Start of Data to process

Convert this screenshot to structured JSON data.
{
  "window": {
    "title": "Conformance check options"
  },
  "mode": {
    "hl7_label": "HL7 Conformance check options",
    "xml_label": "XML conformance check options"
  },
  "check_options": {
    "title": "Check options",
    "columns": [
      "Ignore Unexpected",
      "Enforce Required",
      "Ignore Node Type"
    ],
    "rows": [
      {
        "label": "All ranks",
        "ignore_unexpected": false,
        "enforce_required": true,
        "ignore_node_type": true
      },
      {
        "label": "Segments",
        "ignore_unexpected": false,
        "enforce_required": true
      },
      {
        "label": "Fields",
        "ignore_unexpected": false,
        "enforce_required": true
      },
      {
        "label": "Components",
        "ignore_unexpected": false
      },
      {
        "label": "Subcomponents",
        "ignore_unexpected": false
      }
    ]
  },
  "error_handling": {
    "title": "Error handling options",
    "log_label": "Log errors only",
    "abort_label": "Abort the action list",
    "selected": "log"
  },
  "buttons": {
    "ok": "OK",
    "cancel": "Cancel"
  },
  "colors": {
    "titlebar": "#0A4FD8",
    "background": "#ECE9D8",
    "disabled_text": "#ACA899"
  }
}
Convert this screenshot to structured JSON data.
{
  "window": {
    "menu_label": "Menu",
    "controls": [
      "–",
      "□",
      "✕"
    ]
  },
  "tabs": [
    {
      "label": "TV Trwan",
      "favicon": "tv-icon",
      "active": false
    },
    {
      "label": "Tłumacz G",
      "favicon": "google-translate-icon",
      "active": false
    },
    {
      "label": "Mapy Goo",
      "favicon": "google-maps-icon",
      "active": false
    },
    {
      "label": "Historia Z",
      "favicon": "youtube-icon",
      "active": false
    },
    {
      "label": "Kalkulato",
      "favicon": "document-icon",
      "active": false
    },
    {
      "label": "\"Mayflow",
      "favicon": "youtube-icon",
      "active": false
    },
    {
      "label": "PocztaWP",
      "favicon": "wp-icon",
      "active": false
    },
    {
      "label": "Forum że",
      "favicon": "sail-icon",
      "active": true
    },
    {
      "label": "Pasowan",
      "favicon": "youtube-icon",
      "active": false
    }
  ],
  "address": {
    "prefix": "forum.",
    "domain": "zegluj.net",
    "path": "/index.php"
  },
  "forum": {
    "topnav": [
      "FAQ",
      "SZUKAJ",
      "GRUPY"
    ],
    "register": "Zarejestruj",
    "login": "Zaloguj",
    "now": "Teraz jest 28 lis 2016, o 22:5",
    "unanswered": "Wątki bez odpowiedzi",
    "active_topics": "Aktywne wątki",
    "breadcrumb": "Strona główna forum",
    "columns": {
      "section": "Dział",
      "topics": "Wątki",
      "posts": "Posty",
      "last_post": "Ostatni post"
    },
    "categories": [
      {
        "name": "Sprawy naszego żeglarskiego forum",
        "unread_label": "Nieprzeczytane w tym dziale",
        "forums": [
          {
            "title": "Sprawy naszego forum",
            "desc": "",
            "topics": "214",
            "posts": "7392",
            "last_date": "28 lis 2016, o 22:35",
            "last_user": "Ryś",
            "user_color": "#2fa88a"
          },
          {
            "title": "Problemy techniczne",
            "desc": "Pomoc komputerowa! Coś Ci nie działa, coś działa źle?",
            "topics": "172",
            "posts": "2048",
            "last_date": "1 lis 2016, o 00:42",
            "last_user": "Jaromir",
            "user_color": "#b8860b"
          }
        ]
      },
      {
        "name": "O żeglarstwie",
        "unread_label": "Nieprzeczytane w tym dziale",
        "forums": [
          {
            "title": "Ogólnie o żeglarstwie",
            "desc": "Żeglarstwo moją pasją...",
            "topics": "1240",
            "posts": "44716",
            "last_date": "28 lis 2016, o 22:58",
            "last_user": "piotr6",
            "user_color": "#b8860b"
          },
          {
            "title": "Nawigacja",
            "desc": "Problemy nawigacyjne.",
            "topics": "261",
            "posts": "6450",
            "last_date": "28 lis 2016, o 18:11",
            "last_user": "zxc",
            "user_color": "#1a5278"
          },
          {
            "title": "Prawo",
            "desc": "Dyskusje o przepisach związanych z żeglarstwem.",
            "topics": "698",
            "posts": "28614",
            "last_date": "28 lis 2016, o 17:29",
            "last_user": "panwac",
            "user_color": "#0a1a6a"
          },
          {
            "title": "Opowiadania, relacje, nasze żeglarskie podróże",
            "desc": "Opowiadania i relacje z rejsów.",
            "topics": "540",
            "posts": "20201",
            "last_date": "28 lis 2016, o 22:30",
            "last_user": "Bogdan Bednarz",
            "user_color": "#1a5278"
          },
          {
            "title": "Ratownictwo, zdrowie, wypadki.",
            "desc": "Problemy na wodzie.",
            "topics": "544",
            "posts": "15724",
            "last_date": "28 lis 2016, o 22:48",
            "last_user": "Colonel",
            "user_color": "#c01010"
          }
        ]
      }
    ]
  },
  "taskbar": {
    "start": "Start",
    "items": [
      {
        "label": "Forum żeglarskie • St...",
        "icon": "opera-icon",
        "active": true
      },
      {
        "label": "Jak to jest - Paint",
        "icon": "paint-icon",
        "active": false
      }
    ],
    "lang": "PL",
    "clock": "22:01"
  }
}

End of Data to process

From the records above, please extract every line and repeat it exactly.

Convert this screenshot to structured JSON data.
{
  "window": {
    "title": "Conformance check options"
  },
  "mode": {
    "hl7_label": "HL7 Conformance check options",
    "xml_label": "XML conformance check options"
  },
  "check_options": {
    "title": "Check options",
    "columns": [
      "Ignore Unexpected",
      "Enforce Required",
      "Ignore Node Type"
    ],
    "rows": [
      {
        "label": "All ranks",
        "ignore_unexpected": false,
        "enforce_required": true,
        "ignore_node_type": true
      },
      {
        "label": "Segments",
        "ignore_unexpected": false,
        "enforce_required": true
      },
      {
        "label": "Fields",
        "ignore_unexpected": false,
        "enforce_required": true
      },
      {
        "label": "Components",
        "ignore_unexpected": false
      },
      {
        "label": "Subcomponents",
        "ignore_unexpected": false
      }
    ]
  },
  "error_handling": {
    "title": "Error handling options",
    "log_label": "Log errors only",
    "abort_label": "Abort the action list",
    "selected": "log"
  },
  "buttons": {
    "ok": "OK",
    "cancel": "Cancel"
  },
  "colors": {
    "titlebar": "#0A4FD8",
    "background": "#ECE9D8",
    "disabled_text": "#ACA899"
  }
}
Convert this screenshot to structured JSON data.
{
  "window": {
    "menu_label": "Menu",
    "controls": [
      "–",
      "□",
      "✕"
    ]
  },
  "tabs": [
    {
      "label": "TV Trwan",
      "favicon": "tv-icon",
      "active": false
    },
    {
      "label": "Tłumacz G",
      "favicon": "google-translate-icon",
      "active": false
    },
    {
      "label": "Mapy Goo",
      "favicon": "google-maps-icon",
      "active": false
    },
    {
      "label": "Historia Z",
      "favicon": "youtube-icon",
      "active": false
    },
    {
      "label": "Kalkulato",
      "favicon": "document-icon",
      "active": false
    },
    {
      "label": "\"Mayflow",
      "favicon": "youtube-icon",
      "active": false
    },
    {
      "label": "PocztaWP",
      "favicon": "wp-icon",
      "active": false
    },
    {
      "label": "Forum że",
      "favicon": "sail-icon",
      "active": true
    },
    {
      "label": "Pasowan",
      "favicon": "youtube-icon",
      "active": false
    }
  ],
  "address": {
    "prefix": "forum.",
    "domain": "zegluj.net",
    "path": "/index.php"
  },
  "forum": {
    "topnav": [
      "FAQ",
      "SZUKAJ",
      "GRUPY"
    ],
    "register": "Zarejestruj",
    "login": "Zaloguj",
    "now": "Teraz jest 28 lis 2016, o 22:5",
    "unanswered": "Wątki bez odpowiedzi",
    "active_topics": "Aktywne wątki",
    "breadcrumb": "Strona główna forum",
    "columns": {
      "section": "Dział",
      "topics": "Wątki",
      "posts": "Posty",
      "last_post": "Ostatni post"
    },
    "categories": [
      {
        "name": "Sprawy naszego żeglarskiego forum",
        "unread_label": "Nieprzeczytane w tym dziale",
        "forums": [
          {
            "title": "Sprawy naszego forum",
            "desc": "",
            "topics": "214",
            "posts": "7392",
            "last_date": "28 lis 2016, o 22:35",
            "last_user": "Ryś",
            "user_color": "#2fa88a"
          },
          {
            "title": "Problemy techniczne",
            "desc": "Pomoc komputerowa! Coś Ci nie działa, coś działa źle?",
            "topics": "172",
            "posts": "2048",
            "last_date": "1 lis 2016, o 00:42",
            "last_user": "Jaromir",
            "user_color": "#b8860b"
          }
        ]
      },
      {
        "name": "O żeglarstwie",
        "unread_label": "Nieprzeczytane w tym dziale",
        "forums": [
          {
            "title": "Ogólnie o żeglarstwie",
            "desc": "Żeglarstwo moją pasją...",
            "topics": "1240",
            "posts": "44716",
            "last_date": "28 lis 2016, o 22:58",
            "last_user": "piotr6",
            "user_color": "#b8860b"
          },
          {
            "title": "Nawigacja",
            "desc": "Problemy nawigacyjne.",
            "topics": "261",
            "posts": "6450",
            "last_date": "28 lis 2016, o 18:11",
            "last_user": "zxc",
            "user_color": "#1a5278"
          },
          {
            "title": "Prawo",
            "desc": "Dyskusje o przepisach związanych z żeglarstwem.",
            "topics": "698",
            "posts": "28614",
            "last_date": "28 lis 2016, o 17:29",
            "last_user": "panwac",
            "user_color": "#0a1a6a"
          },
          {
            "title": "Opowiadania, relacje, nasze żeglarskie podróże",
            "desc": "Opowiadania i relacje z rejsów.",
            "topics": "540",
            "posts": "20201",
            "last_date": "28 lis 2016, o 22:30",
            "last_user": "Bogdan Bednarz",
            "user_color": "#1a5278"
          },
          {
            "title": "Ratownictwo, zdrowie, wypadki.",
            "desc": "Problemy na wodzie.",
            "topics": "544",
            "posts": "15724",
            "last_date": "28 lis 2016, o 22:48",
            "last_user": "Colonel",
            "user_color": "#c01010"
          }
        ]
      }
    ]
  },
  "taskbar": {
    "start": "Start",
    "items": [
      {
        "label": "Forum żeglarskie • St...",
        "icon": "opera-icon",
        "active": true
      },
      {
        "label": "Jak to jest - Paint",
        "icon": "paint-icon",
        "active": false
      }
    ],
    "lang": "PL",
    "clock": "22:01"
  }
}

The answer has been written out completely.